> **PROBLEM TO WORK ON**
Copy out the entries exactly, from the first line to the last.

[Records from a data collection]
▼
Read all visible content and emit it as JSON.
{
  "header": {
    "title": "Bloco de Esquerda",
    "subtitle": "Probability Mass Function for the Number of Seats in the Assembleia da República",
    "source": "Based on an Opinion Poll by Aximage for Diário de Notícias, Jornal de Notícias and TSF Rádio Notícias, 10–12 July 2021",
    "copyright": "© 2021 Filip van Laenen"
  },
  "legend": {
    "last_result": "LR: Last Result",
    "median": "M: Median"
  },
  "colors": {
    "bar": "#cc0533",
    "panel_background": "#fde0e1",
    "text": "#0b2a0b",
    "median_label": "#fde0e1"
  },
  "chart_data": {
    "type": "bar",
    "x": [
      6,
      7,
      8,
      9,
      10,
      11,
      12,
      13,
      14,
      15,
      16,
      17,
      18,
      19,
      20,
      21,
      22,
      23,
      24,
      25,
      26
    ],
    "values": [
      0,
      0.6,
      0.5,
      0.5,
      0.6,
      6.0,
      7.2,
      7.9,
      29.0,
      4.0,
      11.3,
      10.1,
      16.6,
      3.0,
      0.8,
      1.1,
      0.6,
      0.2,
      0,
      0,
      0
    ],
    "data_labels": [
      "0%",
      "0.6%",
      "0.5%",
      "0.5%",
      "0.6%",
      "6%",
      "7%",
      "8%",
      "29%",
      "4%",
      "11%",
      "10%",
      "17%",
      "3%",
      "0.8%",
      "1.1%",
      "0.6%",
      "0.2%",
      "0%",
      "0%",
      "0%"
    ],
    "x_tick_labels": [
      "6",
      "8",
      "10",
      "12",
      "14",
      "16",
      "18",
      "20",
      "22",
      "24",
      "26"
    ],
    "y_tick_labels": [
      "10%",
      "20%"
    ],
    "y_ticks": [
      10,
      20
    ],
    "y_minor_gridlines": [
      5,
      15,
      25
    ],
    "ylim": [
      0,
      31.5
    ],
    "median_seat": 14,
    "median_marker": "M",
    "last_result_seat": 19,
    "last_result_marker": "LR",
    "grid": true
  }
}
▲
> **EXERCISE ANSWER**
Read all visible content and emit it as JSON.
{
  "header": {
    "title": "Bloco de Esquerda",
    "subtitle": "Probability Mass Function for the Number of Seats in the Assembleia da República",
    "source": "Based on an Opinion Poll by Aximage for Diário de Notícias, Jornal de Notícias and TSF Rádio Notícias, 10–12 July 2021",
    "copyright": "© 2021 Filip van Laenen"
  },
  "legend": {
    "last_result": "LR: Last Result",
    "median": "M: Median"
  },
  "colors": {
    "bar": "#cc0533",
    "panel_background": "#fde0e1",
    "text": "#0b2a0b",
    "median_label": "#fde0e1"
  },
  "chart_data": {
    "type": "bar",
    "x": [
      6,
      7,
      8,
      9,
      10,
      11,
      12,
      13,
      14,
      15,
      16,
      17,
      18,
      19,
      20,
      21,
      22,
      23,
      24,
      25,
      26
    ],
    "values": [
      0,
      0.6,
      0.5,
      0.5,
      0.6,
      6.0,
      7.2,
      7.9,
      29.0,
      4.0,
      11.3,
      10.1,
      16.6,
      3.0,
      0.8,
      1.1,
      0.6,
      0.2,
      0,
      0,
      0
    ],
    "data_labels": [
      "0%",
      "0.6%",
      "0.5%",
      "0.5%",
      "0.6%",
      "6%",
      "7%",
      "8%",
      "29%",
      "4%",
      "11%",
      "10%",
      "17%",
      "3%",
      "0.8%",
      "1.1%",
      "0.6%",
      "0.2%",
      "0%",
      "0%",
      "0%"
    ],
    "x_tick_labels": [
      "6",
      "8",
      "10",
      "12",
      "14",
      "16",
      "18",
      "20",
      "22",
      "24",
      "26"
    ],
    "y_tick_labels": [
      "10%",
      "20%"
    ],
    "y_ticks": [
      10,
      20
    ],
    "y_minor_gridlines": [
      5,
      15,
      25
    ],
    "ylim": [
      0,
      31.5
    ],
    "median_seat": 14,
    "median_marker": "M",
    "last_result_seat": 19,
    "last_result_marker": "LR",
    "grid": true
  }
}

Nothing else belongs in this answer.